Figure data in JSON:
************
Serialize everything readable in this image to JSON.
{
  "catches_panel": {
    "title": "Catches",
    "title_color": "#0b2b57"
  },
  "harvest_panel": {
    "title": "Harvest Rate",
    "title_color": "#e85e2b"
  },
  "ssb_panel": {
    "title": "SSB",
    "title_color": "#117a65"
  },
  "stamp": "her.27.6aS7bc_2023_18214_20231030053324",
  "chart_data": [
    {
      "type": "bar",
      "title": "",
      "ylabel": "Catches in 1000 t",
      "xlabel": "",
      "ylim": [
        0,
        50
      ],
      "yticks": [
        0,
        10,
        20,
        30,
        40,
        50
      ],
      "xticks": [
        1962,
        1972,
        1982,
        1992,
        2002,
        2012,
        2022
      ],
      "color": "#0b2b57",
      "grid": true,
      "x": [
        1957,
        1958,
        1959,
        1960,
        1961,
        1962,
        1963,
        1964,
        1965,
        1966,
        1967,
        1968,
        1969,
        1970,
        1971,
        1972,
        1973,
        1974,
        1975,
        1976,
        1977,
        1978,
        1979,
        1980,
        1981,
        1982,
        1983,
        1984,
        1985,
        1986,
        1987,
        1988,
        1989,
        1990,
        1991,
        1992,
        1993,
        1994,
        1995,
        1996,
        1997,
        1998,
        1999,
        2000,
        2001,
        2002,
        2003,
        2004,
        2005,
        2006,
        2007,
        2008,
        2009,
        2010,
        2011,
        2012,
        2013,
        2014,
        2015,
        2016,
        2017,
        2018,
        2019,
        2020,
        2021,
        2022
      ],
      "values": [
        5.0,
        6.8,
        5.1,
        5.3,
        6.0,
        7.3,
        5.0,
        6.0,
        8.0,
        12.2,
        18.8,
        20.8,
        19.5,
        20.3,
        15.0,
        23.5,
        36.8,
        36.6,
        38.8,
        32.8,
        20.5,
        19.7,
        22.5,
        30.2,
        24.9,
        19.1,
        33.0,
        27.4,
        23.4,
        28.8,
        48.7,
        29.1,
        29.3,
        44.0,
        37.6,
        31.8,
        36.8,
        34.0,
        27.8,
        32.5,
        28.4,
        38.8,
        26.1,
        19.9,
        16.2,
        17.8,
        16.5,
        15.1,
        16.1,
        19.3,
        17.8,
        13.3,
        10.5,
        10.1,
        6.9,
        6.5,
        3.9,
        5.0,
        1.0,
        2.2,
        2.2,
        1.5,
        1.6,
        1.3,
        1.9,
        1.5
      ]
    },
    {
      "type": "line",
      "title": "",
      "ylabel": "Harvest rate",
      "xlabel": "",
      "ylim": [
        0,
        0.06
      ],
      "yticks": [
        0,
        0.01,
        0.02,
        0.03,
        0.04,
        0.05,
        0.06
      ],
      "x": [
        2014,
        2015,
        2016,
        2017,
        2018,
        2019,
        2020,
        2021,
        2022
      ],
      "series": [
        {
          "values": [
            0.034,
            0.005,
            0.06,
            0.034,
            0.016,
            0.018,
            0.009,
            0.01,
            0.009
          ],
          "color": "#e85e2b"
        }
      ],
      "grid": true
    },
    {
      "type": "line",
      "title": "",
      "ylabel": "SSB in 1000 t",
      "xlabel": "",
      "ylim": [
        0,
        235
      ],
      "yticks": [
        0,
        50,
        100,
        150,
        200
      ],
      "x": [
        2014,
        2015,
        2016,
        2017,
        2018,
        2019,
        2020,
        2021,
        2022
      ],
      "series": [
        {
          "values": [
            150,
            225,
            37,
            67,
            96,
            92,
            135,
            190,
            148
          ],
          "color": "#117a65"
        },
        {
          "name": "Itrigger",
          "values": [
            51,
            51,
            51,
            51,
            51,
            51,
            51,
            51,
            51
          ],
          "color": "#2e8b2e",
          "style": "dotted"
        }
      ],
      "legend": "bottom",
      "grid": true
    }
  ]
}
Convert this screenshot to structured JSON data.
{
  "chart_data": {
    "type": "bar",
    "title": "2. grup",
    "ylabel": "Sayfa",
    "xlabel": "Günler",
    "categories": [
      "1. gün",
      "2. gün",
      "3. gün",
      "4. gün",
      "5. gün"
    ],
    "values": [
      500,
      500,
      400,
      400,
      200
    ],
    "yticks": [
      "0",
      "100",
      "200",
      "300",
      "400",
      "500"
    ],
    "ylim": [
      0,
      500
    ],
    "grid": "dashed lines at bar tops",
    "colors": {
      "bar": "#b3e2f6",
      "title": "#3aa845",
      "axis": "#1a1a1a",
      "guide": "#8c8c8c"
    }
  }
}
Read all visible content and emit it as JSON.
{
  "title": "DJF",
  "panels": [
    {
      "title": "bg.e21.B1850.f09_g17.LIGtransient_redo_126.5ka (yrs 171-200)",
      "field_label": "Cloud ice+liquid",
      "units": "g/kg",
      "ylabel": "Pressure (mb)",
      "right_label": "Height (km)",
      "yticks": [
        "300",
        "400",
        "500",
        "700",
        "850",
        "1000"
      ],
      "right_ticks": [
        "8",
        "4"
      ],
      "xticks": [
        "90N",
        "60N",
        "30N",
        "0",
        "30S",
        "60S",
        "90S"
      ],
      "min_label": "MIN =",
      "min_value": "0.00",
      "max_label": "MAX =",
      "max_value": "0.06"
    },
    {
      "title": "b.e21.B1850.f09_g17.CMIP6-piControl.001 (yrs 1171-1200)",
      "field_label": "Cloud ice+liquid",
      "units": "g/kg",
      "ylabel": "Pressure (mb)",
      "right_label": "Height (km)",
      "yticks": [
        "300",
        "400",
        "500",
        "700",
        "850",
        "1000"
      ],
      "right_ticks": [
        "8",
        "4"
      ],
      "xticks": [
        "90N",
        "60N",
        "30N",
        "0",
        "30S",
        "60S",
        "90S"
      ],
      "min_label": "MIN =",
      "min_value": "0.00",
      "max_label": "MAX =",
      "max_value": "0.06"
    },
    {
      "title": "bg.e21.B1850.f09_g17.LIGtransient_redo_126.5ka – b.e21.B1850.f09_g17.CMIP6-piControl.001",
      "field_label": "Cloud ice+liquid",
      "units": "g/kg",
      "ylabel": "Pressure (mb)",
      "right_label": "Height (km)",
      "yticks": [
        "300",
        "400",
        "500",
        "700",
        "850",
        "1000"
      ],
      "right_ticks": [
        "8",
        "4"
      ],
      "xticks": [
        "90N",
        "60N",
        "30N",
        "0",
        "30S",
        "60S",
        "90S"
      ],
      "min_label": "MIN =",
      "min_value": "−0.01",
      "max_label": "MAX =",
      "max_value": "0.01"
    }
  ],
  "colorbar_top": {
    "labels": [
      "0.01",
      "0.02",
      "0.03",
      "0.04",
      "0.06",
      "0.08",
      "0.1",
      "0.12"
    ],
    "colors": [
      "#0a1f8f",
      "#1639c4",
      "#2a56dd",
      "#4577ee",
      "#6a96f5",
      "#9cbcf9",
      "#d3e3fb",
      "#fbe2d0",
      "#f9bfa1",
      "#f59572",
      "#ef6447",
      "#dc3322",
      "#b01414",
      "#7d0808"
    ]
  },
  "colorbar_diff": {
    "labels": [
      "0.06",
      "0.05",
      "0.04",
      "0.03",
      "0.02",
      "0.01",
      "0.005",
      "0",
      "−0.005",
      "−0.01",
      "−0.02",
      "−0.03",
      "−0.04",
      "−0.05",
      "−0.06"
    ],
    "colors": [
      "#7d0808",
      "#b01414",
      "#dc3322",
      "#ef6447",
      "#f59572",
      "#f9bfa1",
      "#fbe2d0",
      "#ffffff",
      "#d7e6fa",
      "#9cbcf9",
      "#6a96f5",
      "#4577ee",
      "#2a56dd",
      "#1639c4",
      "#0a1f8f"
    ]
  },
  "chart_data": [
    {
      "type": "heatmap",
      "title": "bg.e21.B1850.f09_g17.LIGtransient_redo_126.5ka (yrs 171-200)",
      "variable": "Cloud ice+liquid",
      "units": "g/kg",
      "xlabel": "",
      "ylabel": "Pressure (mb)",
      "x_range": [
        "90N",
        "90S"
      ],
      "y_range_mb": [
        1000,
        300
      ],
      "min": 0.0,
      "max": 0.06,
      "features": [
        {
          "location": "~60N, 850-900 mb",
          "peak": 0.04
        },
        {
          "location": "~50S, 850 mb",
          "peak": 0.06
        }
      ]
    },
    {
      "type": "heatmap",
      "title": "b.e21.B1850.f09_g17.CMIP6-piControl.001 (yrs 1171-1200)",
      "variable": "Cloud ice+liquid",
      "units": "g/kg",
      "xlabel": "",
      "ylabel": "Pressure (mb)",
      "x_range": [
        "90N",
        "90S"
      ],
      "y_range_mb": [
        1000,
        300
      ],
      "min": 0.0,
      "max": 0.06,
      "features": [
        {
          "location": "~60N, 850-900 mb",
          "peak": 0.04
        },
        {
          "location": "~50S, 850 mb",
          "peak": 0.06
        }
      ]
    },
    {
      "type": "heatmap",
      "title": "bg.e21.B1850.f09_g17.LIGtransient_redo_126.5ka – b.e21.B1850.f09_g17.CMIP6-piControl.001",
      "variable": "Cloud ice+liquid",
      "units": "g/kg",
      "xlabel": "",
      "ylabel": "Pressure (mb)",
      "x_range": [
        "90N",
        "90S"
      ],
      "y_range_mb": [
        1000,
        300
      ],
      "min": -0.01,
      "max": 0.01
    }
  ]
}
************
__What you have to do__.
Pull out all lines containing "this".

__Response__.
Serialize everything readable in this image to JSON.
Convert this screenshot to structured JSON data.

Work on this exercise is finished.